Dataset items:
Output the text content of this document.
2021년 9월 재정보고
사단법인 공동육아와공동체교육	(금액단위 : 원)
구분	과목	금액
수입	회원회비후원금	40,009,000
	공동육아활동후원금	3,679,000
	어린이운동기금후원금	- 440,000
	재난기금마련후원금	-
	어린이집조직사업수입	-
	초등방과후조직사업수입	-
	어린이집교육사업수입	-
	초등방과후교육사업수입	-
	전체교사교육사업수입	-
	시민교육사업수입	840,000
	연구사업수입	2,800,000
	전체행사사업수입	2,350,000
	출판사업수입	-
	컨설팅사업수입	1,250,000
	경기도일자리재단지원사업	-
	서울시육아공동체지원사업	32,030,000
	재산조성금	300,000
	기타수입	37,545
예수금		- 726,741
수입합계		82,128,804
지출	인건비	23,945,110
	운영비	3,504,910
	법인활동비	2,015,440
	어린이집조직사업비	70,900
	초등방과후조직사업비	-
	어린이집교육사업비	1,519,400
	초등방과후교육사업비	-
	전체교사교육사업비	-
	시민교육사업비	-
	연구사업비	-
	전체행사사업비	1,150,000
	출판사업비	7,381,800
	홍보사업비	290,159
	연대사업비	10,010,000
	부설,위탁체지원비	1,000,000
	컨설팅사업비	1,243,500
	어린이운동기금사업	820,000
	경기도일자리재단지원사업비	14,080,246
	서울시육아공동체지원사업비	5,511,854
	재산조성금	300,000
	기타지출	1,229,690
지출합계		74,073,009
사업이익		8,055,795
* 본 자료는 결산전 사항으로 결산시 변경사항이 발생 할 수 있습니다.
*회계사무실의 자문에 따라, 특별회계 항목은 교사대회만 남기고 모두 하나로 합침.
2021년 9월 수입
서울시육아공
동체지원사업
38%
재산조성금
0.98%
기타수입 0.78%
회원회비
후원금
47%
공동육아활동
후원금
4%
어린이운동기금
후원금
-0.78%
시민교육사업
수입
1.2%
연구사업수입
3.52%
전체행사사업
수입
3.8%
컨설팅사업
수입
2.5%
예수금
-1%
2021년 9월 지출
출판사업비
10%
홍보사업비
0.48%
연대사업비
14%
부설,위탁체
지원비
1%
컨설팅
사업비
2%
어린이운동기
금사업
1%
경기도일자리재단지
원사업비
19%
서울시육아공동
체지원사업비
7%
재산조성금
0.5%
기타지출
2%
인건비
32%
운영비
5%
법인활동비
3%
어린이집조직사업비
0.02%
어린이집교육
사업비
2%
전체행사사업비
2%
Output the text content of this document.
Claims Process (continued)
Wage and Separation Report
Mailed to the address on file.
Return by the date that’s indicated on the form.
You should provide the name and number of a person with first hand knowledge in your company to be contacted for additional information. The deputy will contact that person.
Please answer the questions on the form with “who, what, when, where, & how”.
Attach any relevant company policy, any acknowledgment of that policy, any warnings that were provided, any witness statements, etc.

### STATED TASK
Only the number is wanted: count the lines of the records that hold the word "with".

### WRITTEN RESPONSE
2